Tally all lines containing the word "ylabel". Give the number alone.

__DATASET__

+ + + + + + +

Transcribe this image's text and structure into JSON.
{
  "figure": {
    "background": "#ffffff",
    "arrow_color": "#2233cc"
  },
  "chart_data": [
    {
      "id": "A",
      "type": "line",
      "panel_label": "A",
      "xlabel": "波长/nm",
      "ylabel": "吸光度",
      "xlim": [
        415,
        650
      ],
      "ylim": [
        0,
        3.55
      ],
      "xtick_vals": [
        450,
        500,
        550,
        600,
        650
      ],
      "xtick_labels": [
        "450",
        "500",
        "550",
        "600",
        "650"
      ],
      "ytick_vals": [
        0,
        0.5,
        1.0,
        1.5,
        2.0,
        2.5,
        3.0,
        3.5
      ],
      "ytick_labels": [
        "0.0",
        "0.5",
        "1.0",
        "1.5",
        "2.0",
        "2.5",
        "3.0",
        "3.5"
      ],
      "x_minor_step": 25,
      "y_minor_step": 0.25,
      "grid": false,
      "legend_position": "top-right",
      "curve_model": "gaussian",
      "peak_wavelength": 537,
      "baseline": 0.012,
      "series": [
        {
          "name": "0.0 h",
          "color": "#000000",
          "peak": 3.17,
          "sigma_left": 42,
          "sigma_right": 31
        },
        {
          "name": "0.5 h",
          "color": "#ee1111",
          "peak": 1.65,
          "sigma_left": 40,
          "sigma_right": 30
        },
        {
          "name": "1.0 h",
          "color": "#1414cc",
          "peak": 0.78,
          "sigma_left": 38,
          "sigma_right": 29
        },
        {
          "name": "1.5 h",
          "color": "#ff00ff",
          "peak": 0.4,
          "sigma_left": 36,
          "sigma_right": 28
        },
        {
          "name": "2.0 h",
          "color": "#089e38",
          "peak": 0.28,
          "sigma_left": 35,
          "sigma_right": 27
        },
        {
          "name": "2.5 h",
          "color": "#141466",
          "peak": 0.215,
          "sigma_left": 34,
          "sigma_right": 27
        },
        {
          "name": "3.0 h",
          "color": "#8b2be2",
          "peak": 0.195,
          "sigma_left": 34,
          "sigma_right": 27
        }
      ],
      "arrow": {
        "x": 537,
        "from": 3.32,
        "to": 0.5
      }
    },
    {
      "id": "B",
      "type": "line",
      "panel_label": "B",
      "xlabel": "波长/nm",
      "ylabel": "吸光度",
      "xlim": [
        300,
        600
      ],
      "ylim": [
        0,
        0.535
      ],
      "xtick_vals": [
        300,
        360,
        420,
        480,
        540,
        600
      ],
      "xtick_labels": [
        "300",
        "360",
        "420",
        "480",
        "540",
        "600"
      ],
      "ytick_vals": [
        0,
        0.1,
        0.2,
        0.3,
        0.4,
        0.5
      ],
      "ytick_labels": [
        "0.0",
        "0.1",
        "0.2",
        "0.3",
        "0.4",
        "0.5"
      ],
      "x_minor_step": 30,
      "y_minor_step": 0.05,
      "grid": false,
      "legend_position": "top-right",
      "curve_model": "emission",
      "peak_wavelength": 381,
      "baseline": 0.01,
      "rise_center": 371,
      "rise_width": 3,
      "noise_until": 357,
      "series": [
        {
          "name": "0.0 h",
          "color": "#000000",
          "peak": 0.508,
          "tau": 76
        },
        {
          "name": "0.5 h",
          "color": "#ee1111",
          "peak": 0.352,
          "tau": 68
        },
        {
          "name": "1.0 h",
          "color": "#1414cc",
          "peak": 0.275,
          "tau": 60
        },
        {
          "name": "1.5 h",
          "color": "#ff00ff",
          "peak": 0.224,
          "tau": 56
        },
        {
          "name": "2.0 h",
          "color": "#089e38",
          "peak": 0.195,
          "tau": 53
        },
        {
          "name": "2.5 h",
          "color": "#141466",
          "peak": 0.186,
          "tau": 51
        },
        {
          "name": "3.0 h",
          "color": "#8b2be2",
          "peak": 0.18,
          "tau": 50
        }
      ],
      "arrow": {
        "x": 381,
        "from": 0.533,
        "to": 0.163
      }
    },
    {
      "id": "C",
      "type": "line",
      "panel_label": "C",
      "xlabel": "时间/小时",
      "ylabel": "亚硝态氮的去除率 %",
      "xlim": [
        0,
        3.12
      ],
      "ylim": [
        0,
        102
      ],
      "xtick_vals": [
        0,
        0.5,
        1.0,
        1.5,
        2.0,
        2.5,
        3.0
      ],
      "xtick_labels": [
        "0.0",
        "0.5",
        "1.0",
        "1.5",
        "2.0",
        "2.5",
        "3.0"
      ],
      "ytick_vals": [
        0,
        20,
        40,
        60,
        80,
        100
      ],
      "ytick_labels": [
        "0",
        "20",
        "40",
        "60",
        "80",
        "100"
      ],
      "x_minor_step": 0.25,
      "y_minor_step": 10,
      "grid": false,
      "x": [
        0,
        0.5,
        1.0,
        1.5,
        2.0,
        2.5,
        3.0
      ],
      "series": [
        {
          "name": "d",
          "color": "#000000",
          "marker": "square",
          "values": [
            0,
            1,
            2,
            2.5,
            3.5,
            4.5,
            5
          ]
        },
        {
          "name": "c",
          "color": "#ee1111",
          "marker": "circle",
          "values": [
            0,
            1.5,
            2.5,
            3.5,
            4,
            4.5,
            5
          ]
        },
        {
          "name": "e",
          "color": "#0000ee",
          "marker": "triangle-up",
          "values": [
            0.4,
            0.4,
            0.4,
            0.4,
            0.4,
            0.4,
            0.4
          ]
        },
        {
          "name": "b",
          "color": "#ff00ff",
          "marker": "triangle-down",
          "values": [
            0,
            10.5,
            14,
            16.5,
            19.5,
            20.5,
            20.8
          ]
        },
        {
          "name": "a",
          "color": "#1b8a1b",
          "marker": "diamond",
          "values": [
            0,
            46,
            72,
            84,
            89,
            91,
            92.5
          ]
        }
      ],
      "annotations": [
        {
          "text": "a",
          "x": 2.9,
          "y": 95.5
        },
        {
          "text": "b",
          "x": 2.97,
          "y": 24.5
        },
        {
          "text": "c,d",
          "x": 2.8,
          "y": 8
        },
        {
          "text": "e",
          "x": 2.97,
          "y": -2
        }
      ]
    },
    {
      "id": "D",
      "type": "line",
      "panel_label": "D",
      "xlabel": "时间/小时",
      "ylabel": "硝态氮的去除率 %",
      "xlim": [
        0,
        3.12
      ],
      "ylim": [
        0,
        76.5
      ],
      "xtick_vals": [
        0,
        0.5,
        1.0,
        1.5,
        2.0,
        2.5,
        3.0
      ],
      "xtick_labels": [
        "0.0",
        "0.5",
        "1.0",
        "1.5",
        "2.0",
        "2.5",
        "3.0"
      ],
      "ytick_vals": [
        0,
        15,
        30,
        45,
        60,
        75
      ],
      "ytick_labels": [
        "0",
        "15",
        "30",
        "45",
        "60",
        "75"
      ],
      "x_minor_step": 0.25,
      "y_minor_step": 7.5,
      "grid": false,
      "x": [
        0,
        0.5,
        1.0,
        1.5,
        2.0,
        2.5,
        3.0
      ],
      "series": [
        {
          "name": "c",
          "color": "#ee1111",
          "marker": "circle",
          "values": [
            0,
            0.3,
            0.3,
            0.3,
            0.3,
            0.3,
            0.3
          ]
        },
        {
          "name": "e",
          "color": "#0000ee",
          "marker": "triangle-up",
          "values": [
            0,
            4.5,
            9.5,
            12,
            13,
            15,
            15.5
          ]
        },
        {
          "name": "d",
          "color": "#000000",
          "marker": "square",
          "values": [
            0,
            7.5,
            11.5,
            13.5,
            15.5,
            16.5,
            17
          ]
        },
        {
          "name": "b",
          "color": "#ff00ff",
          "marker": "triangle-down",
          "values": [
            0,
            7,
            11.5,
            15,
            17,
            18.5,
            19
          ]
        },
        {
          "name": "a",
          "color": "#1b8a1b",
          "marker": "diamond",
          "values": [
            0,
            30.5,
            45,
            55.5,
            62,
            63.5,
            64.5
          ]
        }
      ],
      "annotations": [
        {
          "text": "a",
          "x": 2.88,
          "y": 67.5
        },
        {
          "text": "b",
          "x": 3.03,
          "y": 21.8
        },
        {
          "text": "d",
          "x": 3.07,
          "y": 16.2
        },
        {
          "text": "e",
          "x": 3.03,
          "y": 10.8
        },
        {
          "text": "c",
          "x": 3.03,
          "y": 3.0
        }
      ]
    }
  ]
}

+ + + + + + +

__RESPONSE__
4